··· INFORMATION GIVEN ···

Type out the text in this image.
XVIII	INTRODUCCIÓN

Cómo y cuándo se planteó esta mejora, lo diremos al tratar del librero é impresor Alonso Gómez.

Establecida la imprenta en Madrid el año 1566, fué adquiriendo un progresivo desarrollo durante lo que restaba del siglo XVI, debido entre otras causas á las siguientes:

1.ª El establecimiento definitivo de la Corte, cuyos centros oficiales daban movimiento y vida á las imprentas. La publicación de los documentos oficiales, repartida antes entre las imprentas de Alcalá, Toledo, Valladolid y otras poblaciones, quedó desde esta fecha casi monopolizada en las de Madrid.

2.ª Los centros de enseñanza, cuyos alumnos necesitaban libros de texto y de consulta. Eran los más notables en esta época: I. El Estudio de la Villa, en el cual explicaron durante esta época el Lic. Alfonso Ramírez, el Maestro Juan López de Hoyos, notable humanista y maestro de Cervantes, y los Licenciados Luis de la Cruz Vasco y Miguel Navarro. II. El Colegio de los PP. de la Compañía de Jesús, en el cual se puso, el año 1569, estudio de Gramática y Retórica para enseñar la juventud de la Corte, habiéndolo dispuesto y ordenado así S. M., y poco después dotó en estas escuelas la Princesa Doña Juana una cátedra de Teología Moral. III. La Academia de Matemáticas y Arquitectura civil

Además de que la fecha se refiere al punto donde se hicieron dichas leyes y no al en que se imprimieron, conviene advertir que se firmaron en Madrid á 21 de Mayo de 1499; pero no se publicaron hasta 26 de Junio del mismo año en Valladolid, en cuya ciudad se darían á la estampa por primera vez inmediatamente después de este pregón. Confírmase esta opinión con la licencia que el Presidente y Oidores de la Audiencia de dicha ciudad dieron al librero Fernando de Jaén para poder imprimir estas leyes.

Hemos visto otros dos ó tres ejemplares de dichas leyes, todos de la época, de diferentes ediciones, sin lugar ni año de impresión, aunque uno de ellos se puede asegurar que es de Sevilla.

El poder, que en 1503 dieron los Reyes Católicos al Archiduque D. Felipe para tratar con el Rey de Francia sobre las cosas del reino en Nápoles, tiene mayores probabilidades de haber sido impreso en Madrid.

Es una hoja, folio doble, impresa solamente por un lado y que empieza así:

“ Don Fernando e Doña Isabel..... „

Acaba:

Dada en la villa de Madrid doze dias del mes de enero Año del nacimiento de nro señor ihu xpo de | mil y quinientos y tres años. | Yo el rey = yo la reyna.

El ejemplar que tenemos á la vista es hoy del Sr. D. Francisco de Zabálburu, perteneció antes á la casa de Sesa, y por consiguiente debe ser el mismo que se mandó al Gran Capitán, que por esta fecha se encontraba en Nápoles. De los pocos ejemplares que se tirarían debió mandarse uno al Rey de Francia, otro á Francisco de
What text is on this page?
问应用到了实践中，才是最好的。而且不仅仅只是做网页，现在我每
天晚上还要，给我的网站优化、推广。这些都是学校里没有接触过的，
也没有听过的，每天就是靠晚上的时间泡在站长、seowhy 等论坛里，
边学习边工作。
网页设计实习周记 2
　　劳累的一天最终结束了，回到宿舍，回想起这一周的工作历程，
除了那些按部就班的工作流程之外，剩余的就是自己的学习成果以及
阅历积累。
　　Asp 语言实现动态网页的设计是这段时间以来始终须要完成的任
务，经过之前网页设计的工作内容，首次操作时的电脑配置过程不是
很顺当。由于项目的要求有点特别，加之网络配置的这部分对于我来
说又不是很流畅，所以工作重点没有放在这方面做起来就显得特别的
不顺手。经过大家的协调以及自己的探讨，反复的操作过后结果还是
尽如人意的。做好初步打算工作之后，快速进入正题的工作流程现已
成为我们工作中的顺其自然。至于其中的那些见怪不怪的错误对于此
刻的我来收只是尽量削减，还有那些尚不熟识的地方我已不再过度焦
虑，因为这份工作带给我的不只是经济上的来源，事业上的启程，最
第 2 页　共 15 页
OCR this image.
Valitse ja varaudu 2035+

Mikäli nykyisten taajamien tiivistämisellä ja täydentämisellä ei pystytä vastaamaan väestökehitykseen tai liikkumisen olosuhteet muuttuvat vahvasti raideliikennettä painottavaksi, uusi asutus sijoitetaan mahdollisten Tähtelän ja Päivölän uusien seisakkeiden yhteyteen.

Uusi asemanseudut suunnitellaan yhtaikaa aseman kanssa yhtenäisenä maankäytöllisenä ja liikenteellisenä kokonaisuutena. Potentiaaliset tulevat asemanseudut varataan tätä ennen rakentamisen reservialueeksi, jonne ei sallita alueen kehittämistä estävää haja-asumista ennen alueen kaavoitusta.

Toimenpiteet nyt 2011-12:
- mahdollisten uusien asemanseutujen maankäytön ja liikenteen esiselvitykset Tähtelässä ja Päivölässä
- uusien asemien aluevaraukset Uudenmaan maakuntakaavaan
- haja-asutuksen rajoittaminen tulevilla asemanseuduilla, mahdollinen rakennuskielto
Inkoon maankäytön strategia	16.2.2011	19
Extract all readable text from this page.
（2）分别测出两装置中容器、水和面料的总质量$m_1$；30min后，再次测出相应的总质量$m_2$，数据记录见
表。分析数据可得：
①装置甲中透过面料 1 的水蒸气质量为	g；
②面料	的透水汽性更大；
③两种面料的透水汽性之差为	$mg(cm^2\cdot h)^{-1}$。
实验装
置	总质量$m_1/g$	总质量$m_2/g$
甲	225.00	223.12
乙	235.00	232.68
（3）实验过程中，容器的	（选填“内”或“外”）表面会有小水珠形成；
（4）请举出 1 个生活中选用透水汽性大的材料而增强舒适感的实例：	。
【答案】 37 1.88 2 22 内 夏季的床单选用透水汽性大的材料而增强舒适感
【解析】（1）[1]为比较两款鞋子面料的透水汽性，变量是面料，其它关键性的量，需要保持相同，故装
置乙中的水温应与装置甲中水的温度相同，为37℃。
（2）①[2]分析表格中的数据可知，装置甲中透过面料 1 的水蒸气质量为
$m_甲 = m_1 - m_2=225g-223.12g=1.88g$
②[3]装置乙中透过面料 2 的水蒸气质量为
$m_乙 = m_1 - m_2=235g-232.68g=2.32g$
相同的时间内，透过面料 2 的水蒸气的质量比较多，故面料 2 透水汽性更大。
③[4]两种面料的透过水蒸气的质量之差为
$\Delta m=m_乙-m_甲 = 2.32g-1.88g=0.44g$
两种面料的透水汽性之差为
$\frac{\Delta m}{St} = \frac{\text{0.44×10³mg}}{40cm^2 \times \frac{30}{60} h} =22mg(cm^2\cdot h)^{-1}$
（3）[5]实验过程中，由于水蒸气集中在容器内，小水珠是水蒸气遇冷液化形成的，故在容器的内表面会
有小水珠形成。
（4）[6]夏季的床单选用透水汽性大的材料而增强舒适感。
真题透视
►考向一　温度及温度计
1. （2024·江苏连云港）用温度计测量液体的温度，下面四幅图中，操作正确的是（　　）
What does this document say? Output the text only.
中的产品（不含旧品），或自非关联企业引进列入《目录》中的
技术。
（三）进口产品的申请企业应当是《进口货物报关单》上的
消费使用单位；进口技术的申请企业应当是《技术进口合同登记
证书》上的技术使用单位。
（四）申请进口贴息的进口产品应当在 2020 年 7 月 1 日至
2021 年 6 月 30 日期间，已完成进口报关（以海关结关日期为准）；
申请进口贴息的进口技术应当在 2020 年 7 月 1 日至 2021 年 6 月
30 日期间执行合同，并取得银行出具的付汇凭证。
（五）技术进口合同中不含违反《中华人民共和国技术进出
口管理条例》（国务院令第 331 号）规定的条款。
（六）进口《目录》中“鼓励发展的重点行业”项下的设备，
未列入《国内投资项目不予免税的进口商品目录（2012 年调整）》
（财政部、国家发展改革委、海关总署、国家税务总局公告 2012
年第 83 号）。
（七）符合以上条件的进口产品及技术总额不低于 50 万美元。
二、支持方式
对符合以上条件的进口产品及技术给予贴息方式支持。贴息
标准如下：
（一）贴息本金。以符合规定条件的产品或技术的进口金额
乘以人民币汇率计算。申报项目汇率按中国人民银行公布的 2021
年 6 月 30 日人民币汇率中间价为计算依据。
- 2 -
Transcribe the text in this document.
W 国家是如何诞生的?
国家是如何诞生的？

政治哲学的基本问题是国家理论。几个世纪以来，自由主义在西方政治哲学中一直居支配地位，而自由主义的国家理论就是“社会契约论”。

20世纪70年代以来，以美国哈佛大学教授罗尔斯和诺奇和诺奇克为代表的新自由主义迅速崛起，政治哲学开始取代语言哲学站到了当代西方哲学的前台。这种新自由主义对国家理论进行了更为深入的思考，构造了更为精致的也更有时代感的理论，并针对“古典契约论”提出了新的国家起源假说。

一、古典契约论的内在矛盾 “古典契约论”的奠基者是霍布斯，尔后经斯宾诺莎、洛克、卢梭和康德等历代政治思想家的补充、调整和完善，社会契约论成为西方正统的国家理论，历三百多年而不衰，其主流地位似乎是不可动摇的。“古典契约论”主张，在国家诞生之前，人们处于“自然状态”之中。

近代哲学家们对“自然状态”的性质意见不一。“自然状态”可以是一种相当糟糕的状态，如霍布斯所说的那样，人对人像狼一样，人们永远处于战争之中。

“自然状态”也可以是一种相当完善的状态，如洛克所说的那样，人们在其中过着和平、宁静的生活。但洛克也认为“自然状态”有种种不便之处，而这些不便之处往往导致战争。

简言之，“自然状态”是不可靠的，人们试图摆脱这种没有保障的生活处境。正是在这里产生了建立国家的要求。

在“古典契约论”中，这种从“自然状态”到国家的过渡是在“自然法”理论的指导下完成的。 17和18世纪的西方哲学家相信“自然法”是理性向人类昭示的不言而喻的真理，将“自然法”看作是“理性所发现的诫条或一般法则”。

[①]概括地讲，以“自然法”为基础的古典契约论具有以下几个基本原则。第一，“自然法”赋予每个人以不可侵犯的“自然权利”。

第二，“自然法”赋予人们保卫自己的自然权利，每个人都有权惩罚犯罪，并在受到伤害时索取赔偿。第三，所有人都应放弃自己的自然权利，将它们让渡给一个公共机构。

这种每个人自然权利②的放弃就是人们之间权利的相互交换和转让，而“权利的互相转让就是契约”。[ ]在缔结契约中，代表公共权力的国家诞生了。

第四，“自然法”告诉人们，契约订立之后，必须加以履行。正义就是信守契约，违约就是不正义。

···

[WHAT YOU HAVE TO DO] Look over the material above and show each line where "image" appears.

[FULL ANSWER]
Type out the text in this image.
OCR this image.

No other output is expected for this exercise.